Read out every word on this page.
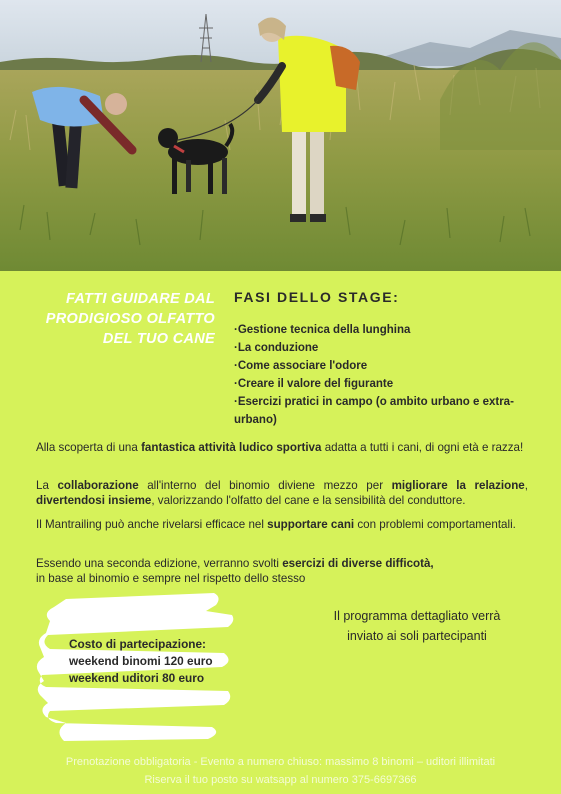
FATTI GUIDARE DAL
PRODIGIOSO OLFATTO
DEL TUO CANE
FASI DELLO STAGE:
·Gestione tecnica della lunghina
·La conduzione
·Come associare l'odore
·Creare il valore del figurante
·Esercizi pratici in campo (o ambito urbano e extra-urbano)
Alla scoperta di una fantastica attività ludico sportiva adatta a tutti i cani, di ogni età e razza!
La collaborazione all'interno del binomio diviene mezzo per migliorare la relazione, divertendosi insieme, valorizzando l'olfatto del cane e la sensibilità del conduttore.
Il Mantrailing può anche rivelarsi efficace nel supportare cani con problemi comportamentali.
Essendo una seconda edizione, verranno svolti esercizi di diverse difficotà,
in base al binomio e sempre nel rispetto dello stesso
Il programma dettagliato verrà
inviato ai soli partecipanti
Costo di partecipazione:
weekend binomi 120 euro
weekend uditori 80 euro
Prenotazione obbligatoria - Evento a numero chiuso: massimo 8 binomi – uditori illimitati
Riserva il tuo posto su watsapp al numero 375-6697366
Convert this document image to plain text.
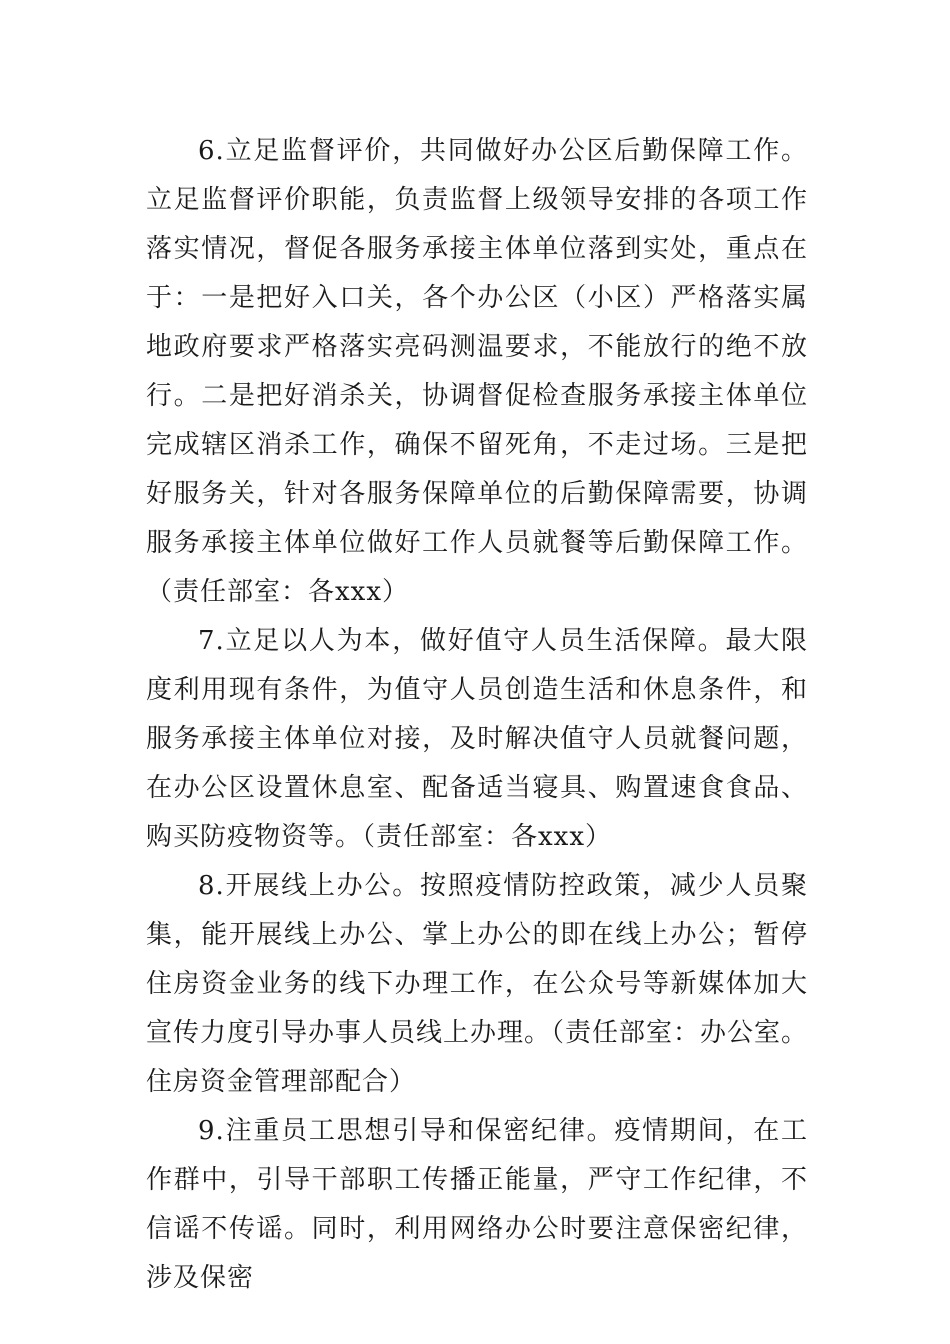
6.立足监督评价，共同做好办公区后勤保障工作。立足监督评价职能，负责监督上级领导安排的各项工作落实情况，督促各服务承接主体单位落到实处，重点在于：一是把好入口关，各个办公区（小区）严格落实属地政府要求严格落实亮码测温要求，不能放行的绝不放行。二是把好消杀关，协调督促检查服务承接主体单位完成辖区消杀工作，确保不留死角，不走过场。三是把好服务关，针对各服务保障单位的后勤保障需要，协调服务承接主体单位做好工作人员就餐等后勤保障工作。（责任部室：各xxx）

7.立足以人为本，做好值守人员生活保障。最大限度利用现有条件，为值守人员创造生活和休息条件，和服务承接主体单位对接，及时解决值守人员就餐问题，在办公区设置休息室、配备适当寝具、购置速食食品、购买防疫物资等。（责任部室：各xxx）

8.开展线上办公。按照疫情防控政策，减少人员聚集，能开展线上办公、掌上办公的即在线上办公；暂停住房资金业务的线下办理工作，在公众号等新媒体加大宣传力度引导办事人员线上办理。（责任部室：办公室。住房资金管理部配合）

9.注重员工思想引导和保密纪律。疫情期间，在工作群中，引导干部职工传播正能量，严守工作纪律，不信谣不传谣。同时，利用网络办公时要注意保密纪律，涉及保密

####

# PROBLEM REQUIREMENTS:
Of all the lines above, how many contain "numero"? Give the number and nothing more.

# EXERCISE ANSWER:
2